**Aim of the exercise**.
Note how many lines hold the string "color" and give that number without any other words.

**Entries**.
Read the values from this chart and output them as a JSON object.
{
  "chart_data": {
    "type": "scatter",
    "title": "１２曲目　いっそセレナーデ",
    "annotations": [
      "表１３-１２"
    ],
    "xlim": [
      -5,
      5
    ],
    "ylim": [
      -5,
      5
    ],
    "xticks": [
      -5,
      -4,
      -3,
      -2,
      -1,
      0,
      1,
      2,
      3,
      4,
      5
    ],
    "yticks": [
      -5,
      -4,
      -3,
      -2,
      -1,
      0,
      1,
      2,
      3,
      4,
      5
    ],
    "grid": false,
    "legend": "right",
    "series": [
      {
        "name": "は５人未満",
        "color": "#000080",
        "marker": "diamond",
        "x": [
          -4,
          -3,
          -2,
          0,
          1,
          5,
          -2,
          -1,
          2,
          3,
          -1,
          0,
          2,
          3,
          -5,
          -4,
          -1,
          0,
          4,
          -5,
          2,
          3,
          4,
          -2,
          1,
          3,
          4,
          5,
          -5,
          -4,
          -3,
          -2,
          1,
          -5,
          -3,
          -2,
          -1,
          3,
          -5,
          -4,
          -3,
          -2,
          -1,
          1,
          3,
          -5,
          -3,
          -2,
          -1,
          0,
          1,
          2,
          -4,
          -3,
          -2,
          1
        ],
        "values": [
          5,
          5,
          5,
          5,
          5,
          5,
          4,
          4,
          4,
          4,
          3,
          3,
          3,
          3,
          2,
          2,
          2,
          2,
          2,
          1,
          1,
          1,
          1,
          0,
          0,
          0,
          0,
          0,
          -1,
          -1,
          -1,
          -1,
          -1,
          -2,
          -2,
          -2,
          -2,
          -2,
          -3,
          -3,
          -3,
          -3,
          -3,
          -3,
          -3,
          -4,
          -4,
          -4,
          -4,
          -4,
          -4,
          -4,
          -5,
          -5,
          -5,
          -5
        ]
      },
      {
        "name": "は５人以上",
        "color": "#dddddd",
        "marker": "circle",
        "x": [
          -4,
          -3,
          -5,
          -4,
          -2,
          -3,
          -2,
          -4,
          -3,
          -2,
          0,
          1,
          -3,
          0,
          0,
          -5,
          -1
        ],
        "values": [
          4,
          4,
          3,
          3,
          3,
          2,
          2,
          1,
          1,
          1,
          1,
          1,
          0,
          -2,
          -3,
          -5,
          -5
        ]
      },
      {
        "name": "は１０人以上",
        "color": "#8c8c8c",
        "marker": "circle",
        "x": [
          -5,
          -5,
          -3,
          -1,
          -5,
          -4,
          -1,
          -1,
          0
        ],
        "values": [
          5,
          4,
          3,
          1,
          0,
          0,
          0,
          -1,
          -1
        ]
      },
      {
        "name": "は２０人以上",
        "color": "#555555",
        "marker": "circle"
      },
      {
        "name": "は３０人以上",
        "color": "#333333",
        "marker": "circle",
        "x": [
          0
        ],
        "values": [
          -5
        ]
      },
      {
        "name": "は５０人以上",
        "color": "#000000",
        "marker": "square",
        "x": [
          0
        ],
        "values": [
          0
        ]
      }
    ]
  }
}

**Task solution**.
6